**WRITTEN PROBLEM**
Reproduce all entries verbatim, with nothing added or dropped.

**RECORDS**

_ _ _ _

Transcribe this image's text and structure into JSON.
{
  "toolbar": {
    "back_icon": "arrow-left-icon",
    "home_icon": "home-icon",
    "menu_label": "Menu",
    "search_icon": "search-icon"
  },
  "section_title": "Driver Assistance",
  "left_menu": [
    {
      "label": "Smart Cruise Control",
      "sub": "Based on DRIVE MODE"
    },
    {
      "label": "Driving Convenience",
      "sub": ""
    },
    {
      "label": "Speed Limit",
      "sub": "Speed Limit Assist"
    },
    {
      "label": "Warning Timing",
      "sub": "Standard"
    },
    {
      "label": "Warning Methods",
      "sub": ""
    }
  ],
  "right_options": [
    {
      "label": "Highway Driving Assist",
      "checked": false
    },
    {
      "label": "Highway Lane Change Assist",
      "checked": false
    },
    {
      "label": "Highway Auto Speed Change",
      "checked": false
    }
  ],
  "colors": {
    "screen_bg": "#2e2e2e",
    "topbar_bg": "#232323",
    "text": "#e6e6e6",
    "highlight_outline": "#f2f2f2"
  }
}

_ _ _ _

**THE SOLUTION**
Transcribe this image's text and structure into JSON.
{
  "toolbar": {
    "back_icon": "arrow-left-icon",
    "home_icon": "home-icon",
    "menu_label": "Menu",
    "search_icon": "search-icon"
  },
  "section_title": "Driver Assistance",
  "left_menu": [
    {
      "label": "Smart Cruise Control",
      "sub": "Based on DRIVE MODE"
    },
    {
      "label": "Driving Convenience",
      "sub": ""
    },
    {
      "label": "Speed Limit",
      "sub": "Speed Limit Assist"
    },
    {
      "label": "Warning Timing",
      "sub": "Standard"
    },
    {
      "label": "Warning Methods",
      "sub": ""
    }
  ],
  "right_options": [
    {
      "label": "Highway Driving Assist",
      "checked": false
    },
    {
      "label": "Highway Lane Change Assist",
      "checked": false
    },
    {
      "label": "Highway Auto Speed Change",
      "checked": false
    }
  ],
  "colors": {
    "screen_bg": "#2e2e2e",
    "topbar_bg": "#232323",
    "text": "#e6e6e6",
    "highlight_outline": "#f2f2f2"
  }
}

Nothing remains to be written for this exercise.